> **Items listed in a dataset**

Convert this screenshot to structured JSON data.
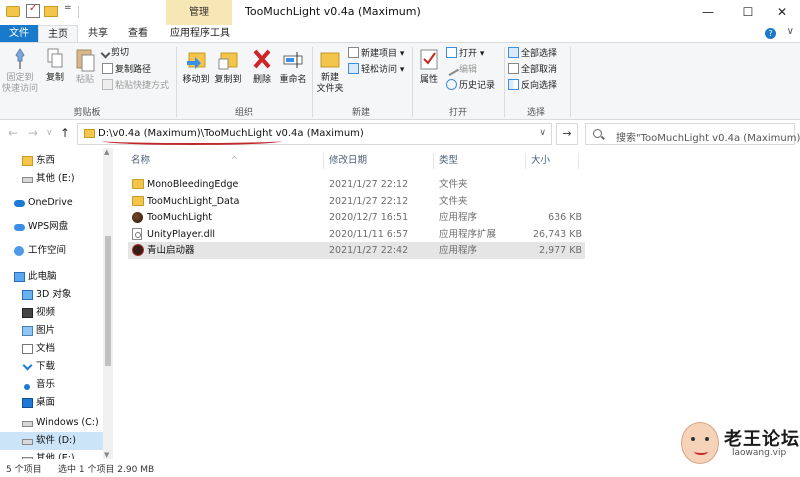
{
  "window": {
    "title": "TooMuchLight v0.4a (Maximum)",
    "context_tab_group": "管理",
    "min_glyph": "—",
    "max_glyph": "☐",
    "close_glyph": "✕",
    "qa_dropdown": "="
  },
  "tabs": {
    "file": "文件",
    "home": "主页",
    "share": "共享",
    "view": "查看",
    "app_tools": "应用程序工具",
    "expand": "∨",
    "help": "?"
  },
  "ribbon": {
    "clipboard": {
      "label": "剪贴板",
      "pin": "固定到\n快速访问",
      "copy": "复制",
      "paste": "粘贴",
      "cut": "剪切",
      "copy_path": "复制路径",
      "paste_shortcut": "粘贴快捷方式"
    },
    "organize": {
      "label": "组织",
      "move_to": "移动到",
      "copy_to": "复制到",
      "delete": "删除",
      "rename": "重命名"
    },
    "new": {
      "label": "新建",
      "new_folder": "新建\n文件夹",
      "new_item": "新建项目 ▾",
      "easy_access": "轻松访问 ▾"
    },
    "open": {
      "label": "打开",
      "properties": "属性",
      "open": "打开 ▾",
      "edit": "编辑",
      "history": "历史记录"
    },
    "select": {
      "label": "选择",
      "select_all": "全部选择",
      "select_none": "全部取消",
      "invert": "反向选择"
    }
  },
  "nav": {
    "back": "←",
    "forward": "→",
    "recent": "∨",
    "up": "↑",
    "refresh": "→"
  },
  "address": {
    "path": "D:\\v0.4a (Maximum)\\TooMuchLight v0.4a (Maximum)",
    "chevron": "∨"
  },
  "search": {
    "placeholder": "搜索\"TooMuchLight v0.4a (Maximum)\""
  },
  "sidebar": {
    "items": [
      {
        "label": "东西",
        "icon": "folder-icon"
      },
      {
        "label": "其他 (E:)",
        "icon": "drive-icon"
      },
      {
        "label": "OneDrive",
        "icon": "onedrive-icon"
      },
      {
        "label": "WPS网盘",
        "icon": "cloud-icon"
      },
      {
        "label": "工作空间",
        "icon": "workspace-icon"
      },
      {
        "label": "此电脑",
        "icon": "computer-icon"
      },
      {
        "label": "3D 对象",
        "icon": "3d-objects-icon"
      },
      {
        "label": "视频",
        "icon": "video-icon"
      },
      {
        "label": "图片",
        "icon": "pictures-icon"
      },
      {
        "label": "文档",
        "icon": "documents-icon"
      },
      {
        "label": "下载",
        "icon": "download-icon"
      },
      {
        "label": "音乐",
        "icon": "music-icon"
      },
      {
        "label": "桌面",
        "icon": "desktop-icon"
      },
      {
        "label": "Windows (C:)",
        "icon": "drive-icon"
      },
      {
        "label": "软件 (D:)",
        "icon": "drive-icon"
      },
      {
        "label": "其他 (E:)",
        "icon": "drive-icon"
      }
    ]
  },
  "file_list": {
    "columns": {
      "name": "名称",
      "modified": "修改日期",
      "type": "类型",
      "size": "大小"
    },
    "sort_glyph": "^",
    "rows": [
      {
        "name": "MonoBleedingEdge",
        "modified": "2021/1/27 22:12",
        "type": "文件夹",
        "size": "",
        "icon": "folder-icon"
      },
      {
        "name": "TooMuchLight_Data",
        "modified": "2021/1/27 22:12",
        "type": "文件夹",
        "size": "",
        "icon": "folder-icon"
      },
      {
        "name": "TooMuchLight",
        "modified": "2020/12/7 16:51",
        "type": "应用程序",
        "size": "636 KB",
        "icon": "application-icon"
      },
      {
        "name": "UnityPlayer.dll",
        "modified": "2020/11/11 6:57",
        "type": "应用程序扩展",
        "size": "26,743 KB",
        "icon": "dll-icon"
      },
      {
        "name": "青山启动器",
        "modified": "2021/1/27 22:42",
        "type": "应用程序",
        "size": "2,977 KB",
        "icon": "launcher-icon"
      }
    ]
  },
  "status": {
    "count": "5 个项目",
    "selected": "选中 1 个项目  2.90 MB"
  },
  "watermark": {
    "title": "老王论坛",
    "url": "laowang.vip"
  },
  "colors": {
    "accent": "#1979ca",
    "selection": "#cce4f7",
    "context_tab": "#f7e7b4",
    "annotation": "#c0282b"
  }
}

> **Your instructions**
From the material given, work out how many lines hold the string "modified"; state that number and nothing further.

> **Complete answer**
6